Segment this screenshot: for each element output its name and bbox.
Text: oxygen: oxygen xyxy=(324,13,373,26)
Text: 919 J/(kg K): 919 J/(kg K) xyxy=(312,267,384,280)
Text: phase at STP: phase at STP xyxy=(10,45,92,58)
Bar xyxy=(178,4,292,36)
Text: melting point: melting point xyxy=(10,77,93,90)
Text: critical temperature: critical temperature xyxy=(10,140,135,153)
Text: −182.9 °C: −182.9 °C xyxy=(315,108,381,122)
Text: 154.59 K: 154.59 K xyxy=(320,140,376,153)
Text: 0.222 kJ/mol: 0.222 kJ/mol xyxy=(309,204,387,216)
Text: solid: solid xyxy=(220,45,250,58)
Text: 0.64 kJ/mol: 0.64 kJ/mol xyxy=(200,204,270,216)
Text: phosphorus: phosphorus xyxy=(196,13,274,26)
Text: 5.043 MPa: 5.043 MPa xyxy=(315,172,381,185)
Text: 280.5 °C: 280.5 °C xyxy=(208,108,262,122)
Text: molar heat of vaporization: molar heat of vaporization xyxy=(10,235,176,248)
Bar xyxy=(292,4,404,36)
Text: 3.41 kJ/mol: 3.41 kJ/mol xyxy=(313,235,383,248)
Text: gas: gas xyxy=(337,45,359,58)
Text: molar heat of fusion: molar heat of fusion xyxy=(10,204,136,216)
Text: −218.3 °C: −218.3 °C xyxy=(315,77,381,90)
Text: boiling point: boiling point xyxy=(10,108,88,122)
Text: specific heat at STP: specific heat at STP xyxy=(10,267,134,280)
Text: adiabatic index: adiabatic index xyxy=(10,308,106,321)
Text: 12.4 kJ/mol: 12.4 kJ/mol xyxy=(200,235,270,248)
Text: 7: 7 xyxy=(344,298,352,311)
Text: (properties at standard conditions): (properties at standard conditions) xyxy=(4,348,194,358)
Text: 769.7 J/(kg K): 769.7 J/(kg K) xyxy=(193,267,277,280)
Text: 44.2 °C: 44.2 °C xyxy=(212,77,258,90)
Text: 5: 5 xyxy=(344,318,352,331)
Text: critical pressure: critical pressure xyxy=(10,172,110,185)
....
— Written problem —
Please give every line of all the records above as a numbered list, leaving out any blank lines.

— Answer below —
1. Segment this screenshot: for each element output its name and bbox.
2. Text: oxygen: oxygen xyxy=(324,13,373,26)
3. Text: 919 J/(kg K): 919 J/(kg K) xyxy=(312,267,384,280)
4. Text: phase at STP: phase at STP xyxy=(10,45,92,58)
5. Bar xyxy=(178,4,292,36)
6. Text: melting point: melting point xyxy=(10,77,93,90)
7. Text: critical temperature: critical temperature xyxy=(10,140,135,153)
8. Text: −182.9 °C: −182.9 °C xyxy=(315,108,381,122)
9. Text: 154.59 K: 154.59 K xyxy=(320,140,376,153)
10. Text: 0.222 kJ/mol: 0.222 kJ/mol xyxy=(309,204,387,216)
11. Text: solid: solid xyxy=(220,45,250,58)
12. Text: 0.64 kJ/mol: 0.64 kJ/mol xyxy=(200,204,270,216)
13. Text: phosphorus: phosphorus xyxy=(196,13,274,26)
14. Text: 5.043 MPa: 5.043 MPa xyxy=(315,172,381,185)
15. Text: 280.5 °C: 280.5 °C xyxy=(208,108,262,122)
16. Text: molar heat of vaporization: molar heat of vaporization xyxy=(10,235,176,248)
17. Bar xyxy=(292,4,404,36)
18. Text: 3.41 kJ/mol: 3.41 kJ/mol xyxy=(313,235,383,248)
19. Text: gas: gas xyxy=(337,45,359,58)
20. Text: molar heat of fusion: molar heat of fusion xyxy=(10,204,136,216)
21. Text: −218.3 °C: −218.3 °C xyxy=(315,77,381,90)
22. Text: boiling point: boiling point xyxy=(10,108,88,122)
23. Text: specific heat at STP: specific heat at STP xyxy=(10,267,134,280)
24. Text: adiabatic index: adiabatic index xyxy=(10,308,106,321)
25. Text: 12.4 kJ/mol: 12.4 kJ/mol xyxy=(200,235,270,248)
26. Text: 7: 7 xyxy=(344,298,352,311)
27. Text: (properties at standard conditions): (properties at standard conditions) xyxy=(4,348,194,358)
28. Text: 769.7 J/(kg K): 769.7 J/(kg K) xyxy=(193,267,277,280)
29. Text: 44.2 °C: 44.2 °C xyxy=(212,77,258,90)
30. Text: 5: 5 xyxy=(344,318,352,331)
31. Text: critical pressure: critical pressure xyxy=(10,172,110,185)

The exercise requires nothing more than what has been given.